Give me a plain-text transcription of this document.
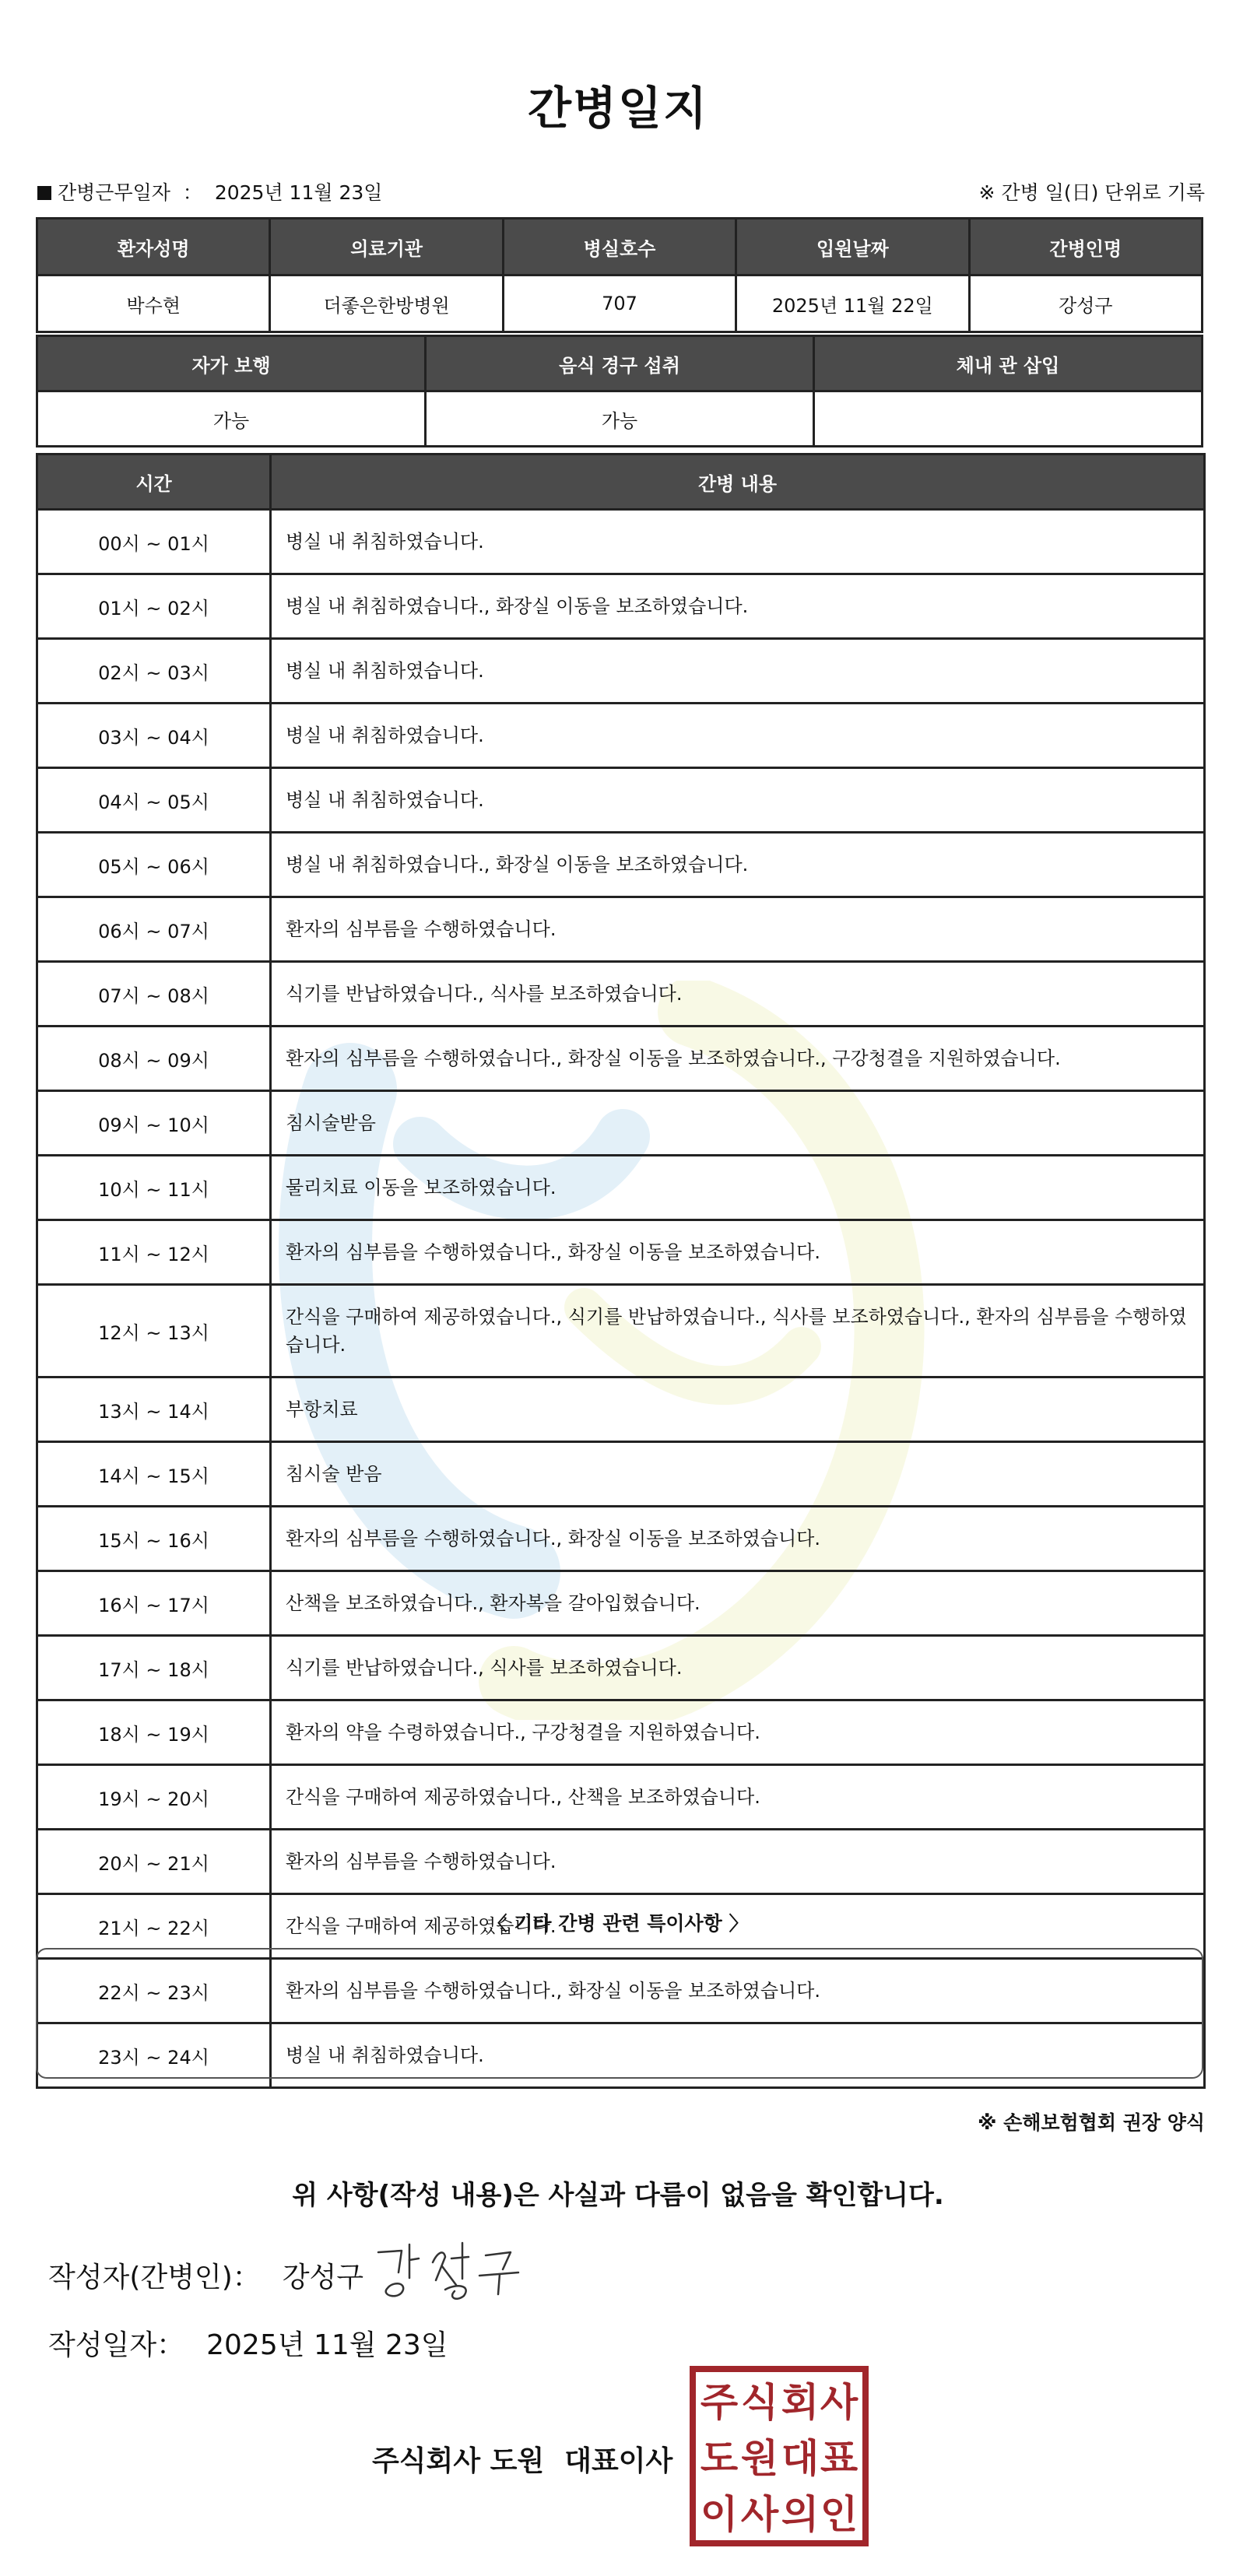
간병일지
간병근무일자 ： 2025년 11월 23일	※ 간병 일(日) 단위로 기록
환자성명	의료기관	병실호수	입원날짜	간병인명
박수현	더좋은한방병원	707	2025년 11월 22일	강성구
자가 보행	음식 경구 섭취	체내 관 삽입
가능	가능	
시간	간병 내용
00시 ~ 01시	병실 내 취침하였습니다.
01시 ~ 02시	병실 내 취침하였습니다., 화장실 이동을 보조하였습니다.
02시 ~ 03시	병실 내 취침하였습니다.
03시 ~ 04시	병실 내 취침하였습니다.
04시 ~ 05시	병실 내 취침하였습니다.
05시 ~ 06시	병실 내 취침하였습니다., 화장실 이동을 보조하였습니다.
06시 ~ 07시	환자의 심부름을 수행하였습니다.
07시 ~ 08시	식기를 반납하였습니다., 식사를 보조하였습니다.
08시 ~ 09시	환자의 심부름을 수행하였습니다., 화장실 이동을 보조하였습니다., 구강청결을 지원하였습니다.
09시 ~ 10시	침시술받음
10시 ~ 11시	물리치료 이동을 보조하였습니다.
11시 ~ 12시	환자의 심부름을 수행하였습니다., 화장실 이동을 보조하였습니다.
12시 ~ 13시	간식을 구매하여 제공하였습니다., 식기를 반납하였습니다., 식사를 보조하였습니다., 환자의 심부름을 수행하였습니다.
13시 ~ 14시	부항치료
14시 ~ 15시	침시술 받음
15시 ~ 16시	환자의 심부름을 수행하였습니다., 화장실 이동을 보조하였습니다.
16시 ~ 17시	산책을 보조하였습니다., 환자복을 갈아입혔습니다.
17시 ~ 18시	식기를 반납하였습니다., 식사를 보조하였습니다.
18시 ~ 19시	환자의 약을 수령하였습니다., 구강청결을 지원하였습니다.
19시 ~ 20시	간식을 구매하여 제공하였습니다., 산책을 보조하였습니다.
20시 ~ 21시	환자의 심부름을 수행하였습니다.
21시 ~ 22시	간식을 구매하여 제공하였습니다.
22시 ~ 23시	환자의 심부름을 수행하였습니다., 화장실 이동을 보조하였습니다.
23시 ~ 24시	병실 내 취침하였습니다.
〈 기타 간병 관련 특이사항 〉
※ 손해보험협회 권장 양식
위 사항(작성 내용)은 사실과 다름이 없음을 확인합니다.
작성자(간병인)： 강성구
작성일자： 2025년 11월 23일
주식회사 도원 대표이사
주 식 회 사
도 원 대 표
이 사 의 인
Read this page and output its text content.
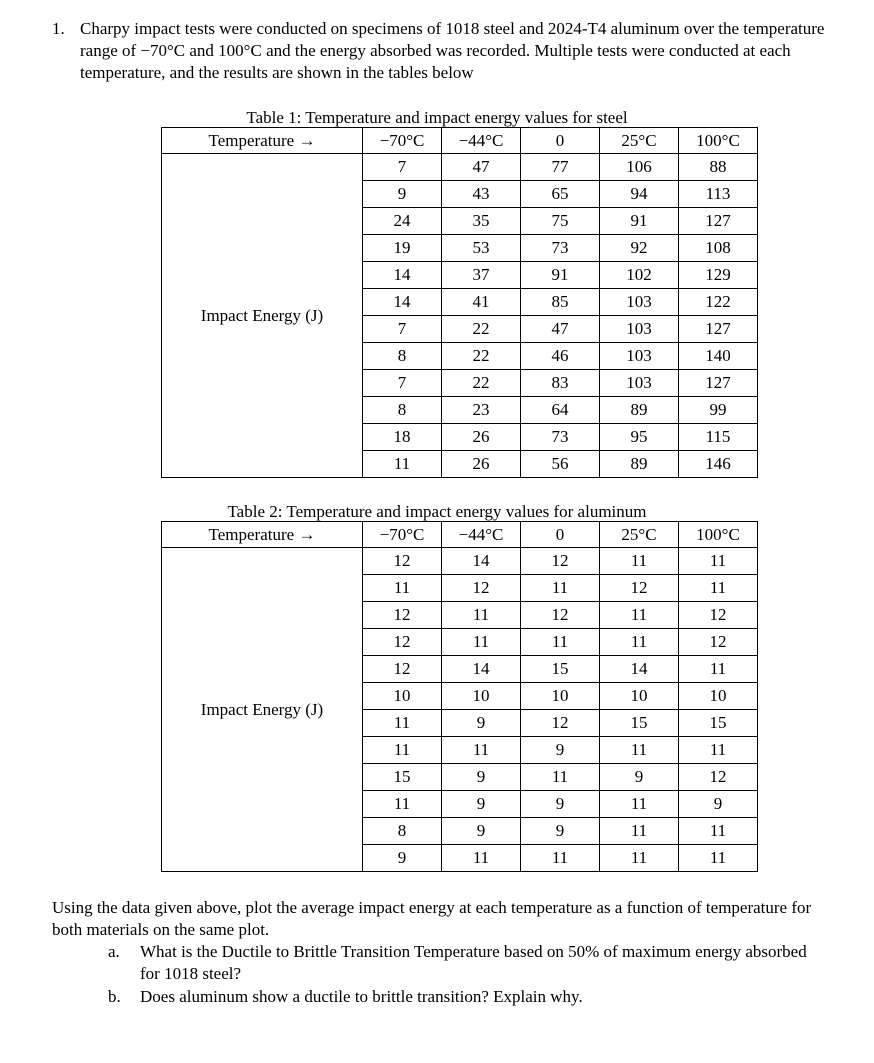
1. Charpy impact tests were conducted on specimens of 1018 steel and 2024-T4 aluminum over the temperature range of −70°C and 100°C and the energy absorbed was recorded. Multiple tests were conducted at each temperature, and the results are shown in the tables below
Table 1: Temperature and impact energy values for steel
Temperature →	−70°C	−44°C	0	25°C	100°C
Impact Energy (J)	7	47	77	106	88
	9	43	65	94	113
	24	35	75	91	127
	19	53	73	92	108
	14	37	91	102	129
	14	41	85	103	122
	7	22	47	103	127
	8	22	46	103	140
	7	22	83	103	127
	8	23	64	89	99
	18	26	73	95	115
	11	26	56	89	146
Table 2: Temperature and impact energy values for aluminum
Temperature →	−70°C	−44°C	0	25°C	100°C
Impact Energy (J)	12	14	12	11	11
	11	12	11	12	11
	12	11	12	11	12
	12	11	11	11	12
	12	14	15	14	11
	10	10	10	10	10
	11	9	12	15	15
	11	11	9	11	11
	15	9	11	9	12
	11	9	9	11	9
	8	9	9	11	11
	9	11	11	11	11
Using the data given above, plot the average impact energy at each temperature as a function of temperature for both materials on the same plot.
a. What is the Ductile to Brittle Transition Temperature based on 50% of maximum energy absorbed for 1018 steel?
b. Does aluminum show a ductile to brittle transition? Explain why.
━━━━━━━━━━━━━━━━━━━━━━━━━━━━━━
- [Exercise prompt]: Return each line that includes "수행하였습니다".

- [Exercise answer]:
06시 ~ 07시	환자의 심부름을 수행하였습니다.
08시 ~ 09시	환자의 심부름을 수행하였습니다., 화장실 이동을 보조하였습니다., 구강청결을 지원하였습니다.
11시 ~ 12시	환자의 심부름을 수행하였습니다., 화장실 이동을 보조하였습니다.
12시 ~ 13시	간식을 구매하여 제공하였습니다., 식기를 반납하였습니다., 식사를 보조하였습니다., 환자의 심부름을 수행하였습니다.
15시 ~ 16시	환자의 심부름을 수행하였습니다., 화장실 이동을 보조하였습니다.
20시 ~ 21시	환자의 심부름을 수행하였습니다.
22시 ~ 23시	환자의 심부름을 수행하였습니다., 화장실 이동을 보조하였습니다.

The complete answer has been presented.